# Information given start

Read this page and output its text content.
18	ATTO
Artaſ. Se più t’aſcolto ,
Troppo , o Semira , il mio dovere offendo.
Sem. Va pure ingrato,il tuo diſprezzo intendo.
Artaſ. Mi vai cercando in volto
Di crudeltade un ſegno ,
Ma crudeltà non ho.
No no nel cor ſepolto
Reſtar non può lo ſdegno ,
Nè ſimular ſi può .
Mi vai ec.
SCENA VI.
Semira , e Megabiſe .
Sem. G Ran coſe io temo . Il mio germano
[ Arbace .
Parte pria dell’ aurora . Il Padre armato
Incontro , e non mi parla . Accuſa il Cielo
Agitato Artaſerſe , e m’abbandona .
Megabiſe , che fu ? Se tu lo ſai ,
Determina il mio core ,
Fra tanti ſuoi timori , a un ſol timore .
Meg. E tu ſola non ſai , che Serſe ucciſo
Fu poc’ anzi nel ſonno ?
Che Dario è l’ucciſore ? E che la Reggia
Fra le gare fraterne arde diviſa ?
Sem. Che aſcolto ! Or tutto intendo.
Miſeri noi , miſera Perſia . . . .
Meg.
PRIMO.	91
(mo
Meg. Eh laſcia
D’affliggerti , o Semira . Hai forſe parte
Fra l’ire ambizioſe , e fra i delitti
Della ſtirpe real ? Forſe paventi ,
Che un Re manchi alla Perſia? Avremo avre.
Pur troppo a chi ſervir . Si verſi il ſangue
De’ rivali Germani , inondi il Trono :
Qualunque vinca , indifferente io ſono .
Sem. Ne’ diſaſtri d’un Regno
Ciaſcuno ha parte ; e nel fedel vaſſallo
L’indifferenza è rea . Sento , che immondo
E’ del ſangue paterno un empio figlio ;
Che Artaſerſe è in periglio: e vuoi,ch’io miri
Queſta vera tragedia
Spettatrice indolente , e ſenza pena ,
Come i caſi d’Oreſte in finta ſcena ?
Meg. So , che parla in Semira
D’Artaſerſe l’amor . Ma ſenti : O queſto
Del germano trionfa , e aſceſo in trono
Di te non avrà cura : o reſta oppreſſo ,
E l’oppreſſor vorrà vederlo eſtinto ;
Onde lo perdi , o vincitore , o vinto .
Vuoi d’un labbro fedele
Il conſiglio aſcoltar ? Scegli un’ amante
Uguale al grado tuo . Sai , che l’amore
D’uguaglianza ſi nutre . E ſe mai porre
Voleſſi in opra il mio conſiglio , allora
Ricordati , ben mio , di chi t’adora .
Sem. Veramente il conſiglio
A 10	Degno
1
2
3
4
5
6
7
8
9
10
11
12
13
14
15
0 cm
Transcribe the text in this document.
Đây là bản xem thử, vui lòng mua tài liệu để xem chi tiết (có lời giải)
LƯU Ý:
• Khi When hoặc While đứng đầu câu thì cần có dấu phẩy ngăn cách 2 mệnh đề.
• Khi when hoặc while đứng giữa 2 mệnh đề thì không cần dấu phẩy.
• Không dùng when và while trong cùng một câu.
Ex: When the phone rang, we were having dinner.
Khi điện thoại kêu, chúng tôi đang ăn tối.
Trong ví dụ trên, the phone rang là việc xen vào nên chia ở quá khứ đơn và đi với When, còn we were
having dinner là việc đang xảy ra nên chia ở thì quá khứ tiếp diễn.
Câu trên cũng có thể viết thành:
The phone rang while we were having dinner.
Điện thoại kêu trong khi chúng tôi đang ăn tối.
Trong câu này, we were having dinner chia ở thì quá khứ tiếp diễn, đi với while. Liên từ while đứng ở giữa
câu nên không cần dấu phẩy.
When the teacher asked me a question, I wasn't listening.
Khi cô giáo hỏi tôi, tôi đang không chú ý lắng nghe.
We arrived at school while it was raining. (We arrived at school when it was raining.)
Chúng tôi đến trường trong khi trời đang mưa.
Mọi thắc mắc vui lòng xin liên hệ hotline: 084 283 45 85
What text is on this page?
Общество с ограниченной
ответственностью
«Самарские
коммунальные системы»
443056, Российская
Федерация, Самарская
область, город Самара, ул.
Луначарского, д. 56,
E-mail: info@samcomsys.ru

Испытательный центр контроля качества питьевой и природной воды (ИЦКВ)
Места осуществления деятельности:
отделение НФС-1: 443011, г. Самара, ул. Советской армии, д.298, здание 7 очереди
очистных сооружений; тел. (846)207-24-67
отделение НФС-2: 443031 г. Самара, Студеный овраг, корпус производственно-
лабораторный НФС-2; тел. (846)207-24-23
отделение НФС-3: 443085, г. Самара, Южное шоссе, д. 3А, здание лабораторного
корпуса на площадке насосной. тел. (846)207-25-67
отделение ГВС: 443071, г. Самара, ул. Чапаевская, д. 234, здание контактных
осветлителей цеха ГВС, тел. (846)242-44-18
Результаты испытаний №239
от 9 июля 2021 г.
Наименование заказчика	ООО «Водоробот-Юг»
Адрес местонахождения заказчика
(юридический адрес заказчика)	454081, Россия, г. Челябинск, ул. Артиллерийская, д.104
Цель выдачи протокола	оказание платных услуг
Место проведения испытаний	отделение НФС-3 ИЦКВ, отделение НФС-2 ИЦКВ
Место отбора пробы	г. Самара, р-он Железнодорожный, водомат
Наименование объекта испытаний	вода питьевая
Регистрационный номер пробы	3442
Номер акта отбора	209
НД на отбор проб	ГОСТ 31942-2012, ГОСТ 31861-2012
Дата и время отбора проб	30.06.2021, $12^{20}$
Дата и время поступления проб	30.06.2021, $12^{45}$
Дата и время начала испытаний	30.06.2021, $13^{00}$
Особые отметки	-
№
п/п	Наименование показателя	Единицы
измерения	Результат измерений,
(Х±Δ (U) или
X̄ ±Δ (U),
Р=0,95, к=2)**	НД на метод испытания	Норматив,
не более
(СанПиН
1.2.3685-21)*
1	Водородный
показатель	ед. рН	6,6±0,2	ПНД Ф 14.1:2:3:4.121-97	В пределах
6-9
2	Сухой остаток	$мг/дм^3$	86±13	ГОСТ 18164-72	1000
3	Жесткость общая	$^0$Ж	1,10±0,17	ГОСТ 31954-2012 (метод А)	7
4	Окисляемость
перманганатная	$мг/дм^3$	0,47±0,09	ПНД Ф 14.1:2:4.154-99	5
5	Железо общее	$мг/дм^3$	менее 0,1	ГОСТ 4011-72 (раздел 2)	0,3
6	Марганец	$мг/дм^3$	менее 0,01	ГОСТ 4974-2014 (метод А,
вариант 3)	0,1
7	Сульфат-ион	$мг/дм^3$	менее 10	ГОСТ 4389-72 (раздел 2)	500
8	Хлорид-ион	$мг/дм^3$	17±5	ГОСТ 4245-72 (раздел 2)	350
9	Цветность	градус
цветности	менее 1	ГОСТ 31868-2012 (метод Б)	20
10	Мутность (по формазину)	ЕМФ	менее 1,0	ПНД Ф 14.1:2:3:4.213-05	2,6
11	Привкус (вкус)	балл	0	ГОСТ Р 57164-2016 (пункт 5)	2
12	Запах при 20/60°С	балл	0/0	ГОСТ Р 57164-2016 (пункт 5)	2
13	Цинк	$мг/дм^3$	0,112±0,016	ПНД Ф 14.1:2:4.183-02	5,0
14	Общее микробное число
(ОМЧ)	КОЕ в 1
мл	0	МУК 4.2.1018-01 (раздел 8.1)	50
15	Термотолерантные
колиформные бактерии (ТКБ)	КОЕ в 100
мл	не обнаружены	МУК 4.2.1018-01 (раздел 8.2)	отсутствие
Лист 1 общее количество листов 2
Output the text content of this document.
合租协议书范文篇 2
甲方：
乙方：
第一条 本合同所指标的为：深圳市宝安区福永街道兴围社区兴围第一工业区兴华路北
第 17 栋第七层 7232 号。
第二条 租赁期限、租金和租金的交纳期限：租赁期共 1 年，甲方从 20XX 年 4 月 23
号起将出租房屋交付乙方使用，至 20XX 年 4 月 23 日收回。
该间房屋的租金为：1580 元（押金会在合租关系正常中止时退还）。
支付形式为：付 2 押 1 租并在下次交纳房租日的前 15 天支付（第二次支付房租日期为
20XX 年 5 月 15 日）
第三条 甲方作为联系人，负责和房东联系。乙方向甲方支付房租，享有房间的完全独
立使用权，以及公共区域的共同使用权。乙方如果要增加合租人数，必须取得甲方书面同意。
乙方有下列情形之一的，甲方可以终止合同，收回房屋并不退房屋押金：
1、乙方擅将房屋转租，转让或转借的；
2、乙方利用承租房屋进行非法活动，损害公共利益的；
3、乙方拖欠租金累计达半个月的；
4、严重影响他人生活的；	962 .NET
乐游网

# Information given end

Task description:
Reproduce, word for word, only the lines from the one that contains "Output the text content of this document." through the final line.

Correct output:
Output the text content of this document.
合租协议书范文篇 2
甲方：
乙方：
第一条 本合同所指标的为：深圳市宝安区福永街道兴围社区兴围第一工业区兴华路北
第 17 栋第七层 7232 号。
第二条 租赁期限、租金和租金的交纳期限：租赁期共 1 年，甲方从 20XX 年 4 月 23
号起将出租房屋交付乙方使用，至 20XX 年 4 月 23 日收回。
该间房屋的租金为：1580 元（押金会在合租关系正常中止时退还）。
支付形式为：付 2 押 1 租并在下次交纳房租日的前 15 天支付（第二次支付房租日期为
20XX 年 5 月 15 日）
第三条 甲方作为联系人，负责和房东联系。乙方向甲方支付房租，享有房间的完全独
立使用权，以及公共区域的共同使用权。乙方如果要增加合租人数，必须取得甲方书面同意。
乙方有下列情形之一的，甲方可以终止合同，收回房屋并不退房屋押金：
1、乙方擅将房屋转租，转让或转借的；
2、乙方利用承租房屋进行非法活动，损害公共利益的；
3、乙方拖欠租金累计达半个月的；
4、严重影响他人生活的；	962 .NET
乐游网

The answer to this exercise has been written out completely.